» EXERCISE OBJECTIVE
Lines containing the word "自分の給料は低いと思う層" should be extracted in full.

-- Start DATA FOR THIS EXERCISE --

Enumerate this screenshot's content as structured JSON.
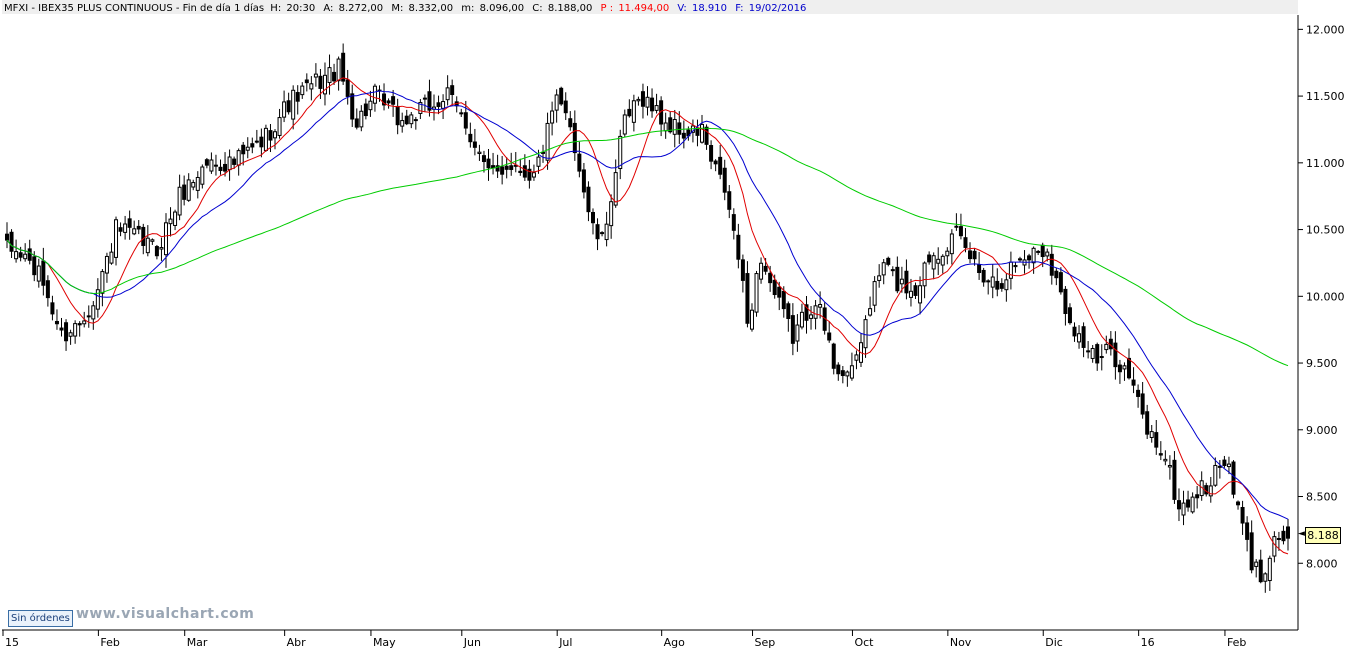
{
  "header": {
    "symbol": "MFXI - IBEX35 PLUS CONTINUOUS - Fin de día 1 días",
    "h_label": "H:",
    "h_value": "20:30",
    "a_label": "A:",
    "a_value": "8.272,00",
    "m_label": "M:",
    "m_value": "8.332,00",
    "min_label": "m:",
    "min_value": "8.096,00",
    "c_label": "C:",
    "c_value": "8.188,00",
    "p_label": "P :",
    "p_value": "11.494,00",
    "v_label": "V:",
    "v_value": "18.910",
    "f_label": "F:",
    "f_value": "19/02/2016"
  },
  "badge": "Sin órdenes",
  "watermark": "www.visualchart.com",
  "last_price_label": "8.188",
  "colors": {
    "candle": "#000000",
    "ma_fast": "#e00000",
    "ma_medium": "#0000d0",
    "ma_slow": "#00cc00",
    "header_blue": "#0000cc",
    "header_red": "#ff0000"
  },
  "chart_data": {
    "type": "candlestick",
    "title": "MFXI - IBEX35 PLUS CONTINUOUS",
    "xlabel": "",
    "ylabel": "",
    "ylim": [
      7500,
      12100
    ],
    "y_ticks": [
      8000,
      8500,
      9000,
      9500,
      10000,
      10500,
      11000,
      11500,
      12000
    ],
    "y_tick_labels": [
      "8.000",
      "8.500",
      "9.000",
      "9.500",
      "10.000",
      "10.500",
      "11.000",
      "11.500",
      "12.000"
    ],
    "x_tick_labels": [
      "15",
      "Feb",
      "Mar",
      "Abr",
      "May",
      "Jun",
      "Jul",
      "Ago",
      "Sep",
      "Oct",
      "Nov",
      "Dic",
      "16",
      "Feb"
    ],
    "grid": false,
    "n_sessions": 283,
    "month_start_sessions": [
      0,
      21,
      40,
      62,
      81,
      101,
      122,
      145,
      165,
      187,
      208,
      229,
      250,
      269
    ],
    "close_anchors": [
      [
        0,
        10350
      ],
      [
        4,
        10300
      ],
      [
        8,
        10100
      ],
      [
        12,
        9700
      ],
      [
        16,
        9800
      ],
      [
        20,
        10050
      ],
      [
        24,
        10500
      ],
      [
        28,
        10450
      ],
      [
        33,
        10350
      ],
      [
        38,
        10750
      ],
      [
        44,
        11000
      ],
      [
        50,
        11000
      ],
      [
        56,
        11150
      ],
      [
        62,
        11450
      ],
      [
        68,
        11600
      ],
      [
        73,
        11700
      ],
      [
        77,
        11300
      ],
      [
        81,
        11500
      ],
      [
        87,
        11300
      ],
      [
        92,
        11400
      ],
      [
        97,
        11500
      ],
      [
        101,
        11300
      ],
      [
        106,
        10900
      ],
      [
        111,
        11000
      ],
      [
        116,
        10900
      ],
      [
        121,
        11450
      ],
      [
        124,
        11300
      ],
      [
        127,
        10800
      ],
      [
        129,
        10500
      ],
      [
        131,
        10400
      ],
      [
        136,
        11300
      ],
      [
        140,
        11500
      ],
      [
        145,
        11300
      ],
      [
        150,
        11200
      ],
      [
        153,
        11250
      ],
      [
        155,
        11000
      ],
      [
        158,
        10800
      ],
      [
        161,
        10300
      ],
      [
        163,
        9800
      ],
      [
        166,
        10300
      ],
      [
        169,
        10000
      ],
      [
        173,
        9700
      ],
      [
        178,
        10000
      ],
      [
        182,
        9500
      ],
      [
        186,
        9400
      ],
      [
        190,
        9950
      ],
      [
        193,
        10250
      ],
      [
        196,
        10100
      ],
      [
        200,
        10050
      ],
      [
        203,
        10300
      ],
      [
        209,
        10450
      ],
      [
        214,
        10200
      ],
      [
        218,
        10100
      ],
      [
        222,
        10250
      ],
      [
        227,
        10350
      ],
      [
        229,
        10350
      ],
      [
        232,
        10000
      ],
      [
        236,
        9700
      ],
      [
        240,
        9500
      ],
      [
        243,
        9600
      ],
      [
        247,
        9400
      ],
      [
        251,
        9000
      ],
      [
        255,
        8800
      ],
      [
        258,
        8400
      ],
      [
        261,
        8500
      ],
      [
        265,
        8600
      ],
      [
        268,
        8800
      ],
      [
        271,
        8400
      ],
      [
        274,
        8000
      ],
      [
        276,
        7900
      ],
      [
        279,
        8200
      ],
      [
        282,
        8188
      ]
    ],
    "series": [
      {
        "name": "",
        "type": "candlestick",
        "color": "#000000"
      },
      {
        "name": "",
        "type": "moving-average",
        "period": 10,
        "color": "#e00000"
      },
      {
        "name": "",
        "type": "moving-average",
        "period": 20,
        "color": "#0000d0"
      },
      {
        "name": "",
        "type": "moving-average",
        "period": 100,
        "color": "#00cc00"
      }
    ],
    "last_close": 8188
  }
}
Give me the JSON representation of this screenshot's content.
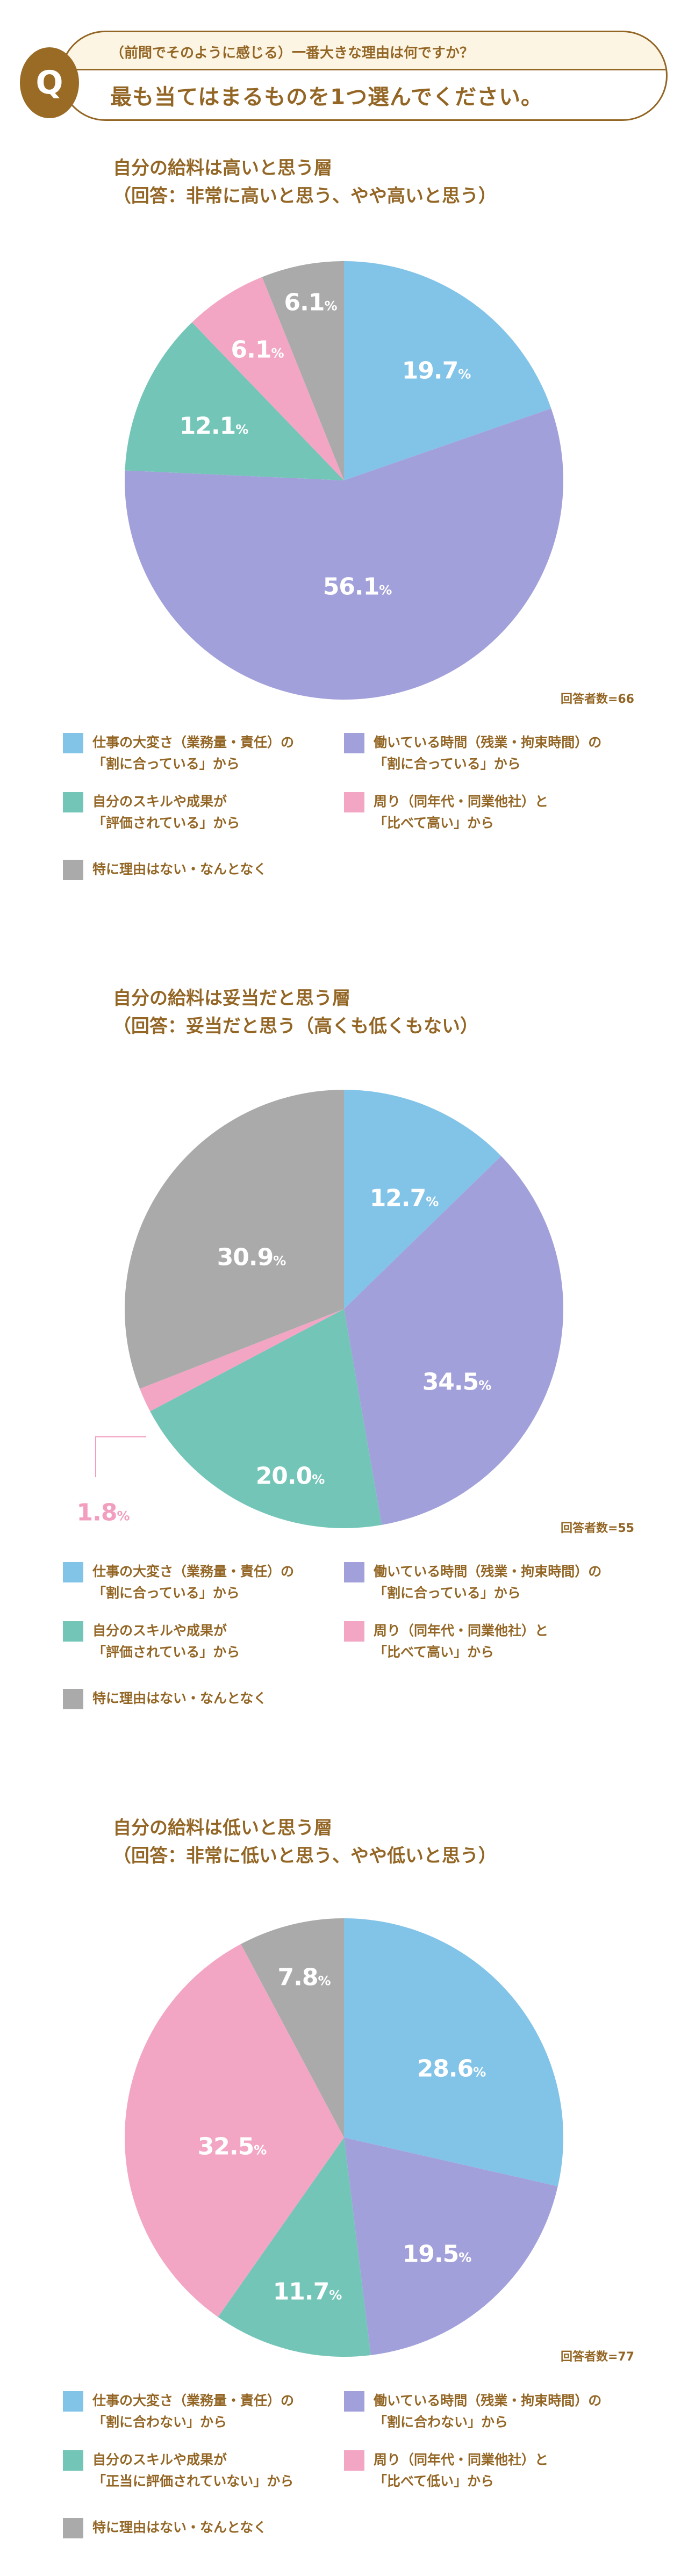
{
  "question": {
    "badge": "Q",
    "subtitle": "（前問でそのように感じる）一番大きな理由は何ですか？",
    "title": "最も当てはまるものを1つ選んでください。"
  },
  "colors": {
    "brand_brown": "#936625",
    "badge_brown": "#9a6b25",
    "header_cream": "#fdf5e4",
    "blue": "#82c3e8",
    "purple": "#a2a0da",
    "teal": "#72c5b7",
    "pink": "#f3a6c3",
    "gray": "#aaaaaa"
  },
  "sections": [
    {
      "title_line1": "自分の給料は高いと思う層",
      "title_line2": "（回答：非常に高いと思う、やや高いと思う）",
      "respondents": "回答者数=66",
      "slices": [
        {
          "label": "19.7",
          "unit": "%"
        },
        {
          "label": "56.1",
          "unit": "%"
        },
        {
          "label": "12.1",
          "unit": "%"
        },
        {
          "label": "6.1",
          "unit": "%"
        },
        {
          "label": "6.1",
          "unit": "%"
        }
      ],
      "legend": [
        {
          "line1": "仕事の大変さ（業務量・責任）の",
          "line2": "「割に合っている」から"
        },
        {
          "line1": "働いている時間（残業・拘束時間）の",
          "line2": "「割に合っている」から"
        },
        {
          "line1": "自分のスキルや成果が",
          "line2": "「評価されている」から"
        },
        {
          "line1": "周り（同年代・同業他社）と",
          "line2": "「比べて高い」から"
        },
        {
          "line1": "特に理由はない・なんとなく",
          "line2": ""
        }
      ]
    },
    {
      "title_line1": "自分の給料は妥当だと思う層",
      "title_line2": "（回答：妥当だと思う（高くも低くもない）",
      "respondents": "回答者数=55",
      "slices": [
        {
          "label": "12.7",
          "unit": "%"
        },
        {
          "label": "34.5",
          "unit": "%"
        },
        {
          "label": "20.0",
          "unit": "%"
        },
        {
          "label": "1.8",
          "unit": "%"
        },
        {
          "label": "30.9",
          "unit": "%"
        }
      ],
      "legend": [
        {
          "line1": "仕事の大変さ（業務量・責任）の",
          "line2": "「割に合っている」から"
        },
        {
          "line1": "働いている時間（残業・拘束時間）の",
          "line2": "「割に合っている」から"
        },
        {
          "line1": "自分のスキルや成果が",
          "line2": "「評価されている」から"
        },
        {
          "line1": "周り（同年代・同業他社）と",
          "line2": "「比べて高い」から"
        },
        {
          "line1": "特に理由はない・なんとなく",
          "line2": ""
        }
      ]
    },
    {
      "title_line1": "自分の給料は低いと思う層",
      "title_line2": "（回答：非常に低いと思う、やや低いと思う）",
      "respondents": "回答者数=77",
      "slices": [
        {
          "label": "28.6",
          "unit": "%"
        },
        {
          "label": "19.5",
          "unit": "%"
        },
        {
          "label": "11.7",
          "unit": "%"
        },
        {
          "label": "32.5",
          "unit": "%"
        },
        {
          "label": "7.8",
          "unit": "%"
        }
      ],
      "legend": [
        {
          "line1": "仕事の大変さ（業務量・責任）の",
          "line2": "「割に合わない」から"
        },
        {
          "line1": "働いている時間（残業・拘束時間）の",
          "line2": "「割に合わない」から"
        },
        {
          "line1": "自分のスキルや成果が",
          "line2": "「正当に評価されていない」から"
        },
        {
          "line1": "周り（同年代・同業他社）と",
          "line2": "「比べて低い」から"
        },
        {
          "line1": "特に理由はない・なんとなく",
          "line2": ""
        }
      ]
    }
  ],
  "chart_data": [
    {
      "type": "pie",
      "title": "自分の給料は高いと思う層（回答：非常に高いと思う、やや高いと思う）",
      "categories": [
        "仕事の大変さ（業務量・責任）の「割に合っている」から",
        "働いている時間（残業・拘束時間）の「割に合っている」から",
        "自分のスキルや成果が「評価されている」から",
        "周り（同年代・同業他社）と「比べて高い」から",
        "特に理由はない・なんとなく"
      ],
      "values": [
        19.7,
        56.1,
        12.1,
        6.1,
        6.1
      ],
      "colors": [
        "#82c3e8",
        "#a2a0da",
        "#72c5b7",
        "#f3a6c3",
        "#aaaaaa"
      ],
      "n": 66,
      "legend_position": "bottom"
    },
    {
      "type": "pie",
      "title": "自分の給料は妥当だと思う層（回答：妥当だと思う（高くも低くもない）",
      "categories": [
        "仕事の大変さ（業務量・責任）の「割に合っている」から",
        "働いている時間（残業・拘束時間）の「割に合っている」から",
        "自分のスキルや成果が「評価されている」から",
        "周り（同年代・同業他社）と「比べて高い」から",
        "特に理由はない・なんとなく"
      ],
      "values": [
        12.7,
        34.5,
        20.0,
        1.8,
        30.9
      ],
      "colors": [
        "#82c3e8",
        "#a2a0da",
        "#72c5b7",
        "#f3a6c3",
        "#aaaaaa"
      ],
      "n": 55,
      "legend_position": "bottom"
    },
    {
      "type": "pie",
      "title": "自分の給料は低いと思う層（回答：非常に低いと思う、やや低いと思う）",
      "categories": [
        "仕事の大変さ（業務量・責任）の「割に合わない」から",
        "働いている時間（残業・拘束時間）の「割に合わない」から",
        "自分のスキルや成果が「正当に評価されていない」から",
        "周り（同年代・同業他社）と「比べて低い」から",
        "特に理由はない・なんとなく"
      ],
      "values": [
        28.6,
        19.5,
        11.7,
        32.5,
        7.8
      ],
      "colors": [
        "#82c3e8",
        "#a2a0da",
        "#72c5b7",
        "#f3a6c3",
        "#aaaaaa"
      ],
      "n": 77,
      "legend_position": "bottom"
    }
  ]
}
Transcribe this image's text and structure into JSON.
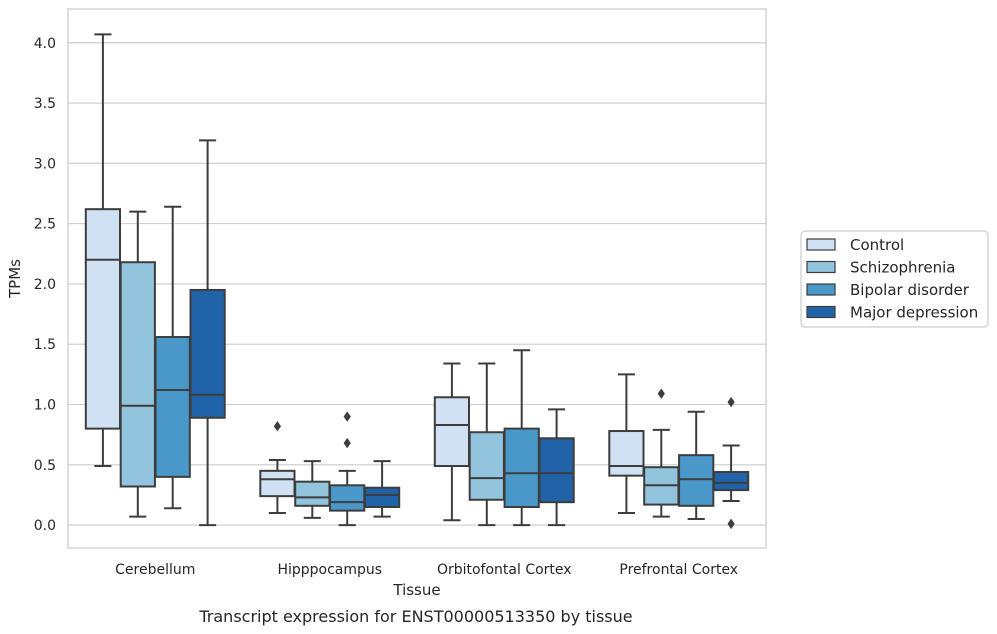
{
  "caption": "Transcript expression for ENST00000513350 by tissue",
  "chart_data": {
    "type": "box",
    "xlabel": "Tissue",
    "ylabel": "TPMs",
    "ylim": [
      -0.19,
      4.28
    ],
    "yticks": [
      "0.0",
      "0.5",
      "1.0",
      "1.5",
      "2.0",
      "2.5",
      "3.0",
      "3.5",
      "4.0"
    ],
    "ytick_values": [
      0,
      0.5,
      1.0,
      1.5,
      2.0,
      2.5,
      3.0,
      3.5,
      4.0
    ],
    "grid": "horizontal",
    "legend_position": "right",
    "categories": [
      "Cerebellum",
      "Hipppocampus",
      "Orbitofontal Cortex",
      "Prefrontal Cortex"
    ],
    "series": [
      {
        "name": "Control",
        "color": "#cfe1f2",
        "boxes": [
          {
            "whislo": 0.49,
            "q1": 0.8,
            "med": 2.2,
            "q3": 2.62,
            "whishi": 4.07,
            "fliers": []
          },
          {
            "whislo": 0.1,
            "q1": 0.24,
            "med": 0.38,
            "q3": 0.45,
            "whishi": 0.54,
            "fliers": [
              0.82
            ]
          },
          {
            "whislo": 0.04,
            "q1": 0.49,
            "med": 0.83,
            "q3": 1.06,
            "whishi": 1.34,
            "fliers": []
          },
          {
            "whislo": 0.1,
            "q1": 0.41,
            "med": 0.49,
            "q3": 0.78,
            "whishi": 1.25,
            "fliers": []
          }
        ]
      },
      {
        "name": "Schizophrenia",
        "color": "#93c4de",
        "boxes": [
          {
            "whislo": 0.07,
            "q1": 0.32,
            "med": 0.99,
            "q3": 2.18,
            "whishi": 2.6,
            "fliers": []
          },
          {
            "whislo": 0.06,
            "q1": 0.16,
            "med": 0.23,
            "q3": 0.36,
            "whishi": 0.53,
            "fliers": []
          },
          {
            "whislo": 0.0,
            "q1": 0.21,
            "med": 0.39,
            "q3": 0.77,
            "whishi": 1.34,
            "fliers": []
          },
          {
            "whislo": 0.07,
            "q1": 0.17,
            "med": 0.33,
            "q3": 0.48,
            "whishi": 0.79,
            "fliers": [
              1.09
            ]
          }
        ]
      },
      {
        "name": "Bipolar disorder",
        "color": "#4a98c9",
        "boxes": [
          {
            "whislo": 0.14,
            "q1": 0.4,
            "med": 1.12,
            "q3": 1.56,
            "whishi": 2.64,
            "fliers": []
          },
          {
            "whislo": 0.0,
            "q1": 0.12,
            "med": 0.19,
            "q3": 0.33,
            "whishi": 0.45,
            "fliers": [
              0.9,
              0.68
            ]
          },
          {
            "whislo": 0.0,
            "q1": 0.15,
            "med": 0.43,
            "q3": 0.8,
            "whishi": 1.45,
            "fliers": []
          },
          {
            "whislo": 0.05,
            "q1": 0.16,
            "med": 0.38,
            "q3": 0.58,
            "whishi": 0.94,
            "fliers": []
          }
        ]
      },
      {
        "name": "Major depression",
        "color": "#2163a8",
        "boxes": [
          {
            "whislo": 0.0,
            "q1": 0.89,
            "med": 1.08,
            "q3": 1.95,
            "whishi": 3.19,
            "fliers": []
          },
          {
            "whislo": 0.07,
            "q1": 0.15,
            "med": 0.25,
            "q3": 0.31,
            "whishi": 0.53,
            "fliers": []
          },
          {
            "whislo": 0.0,
            "q1": 0.19,
            "med": 0.43,
            "q3": 0.72,
            "whishi": 0.96,
            "fliers": []
          },
          {
            "whislo": 0.2,
            "q1": 0.29,
            "med": 0.35,
            "q3": 0.44,
            "whishi": 0.66,
            "fliers": [
              1.02,
              0.01
            ]
          }
        ]
      }
    ]
  }
}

-- End DATA FOR THIS EXERCISE --

» WRITTEN SOLUTION
      "title_line1": "自分の給料は低いと思う層",
      "title": "自分の給料は低いと思う層（回答：非常に低いと思う、やや低いと思う）",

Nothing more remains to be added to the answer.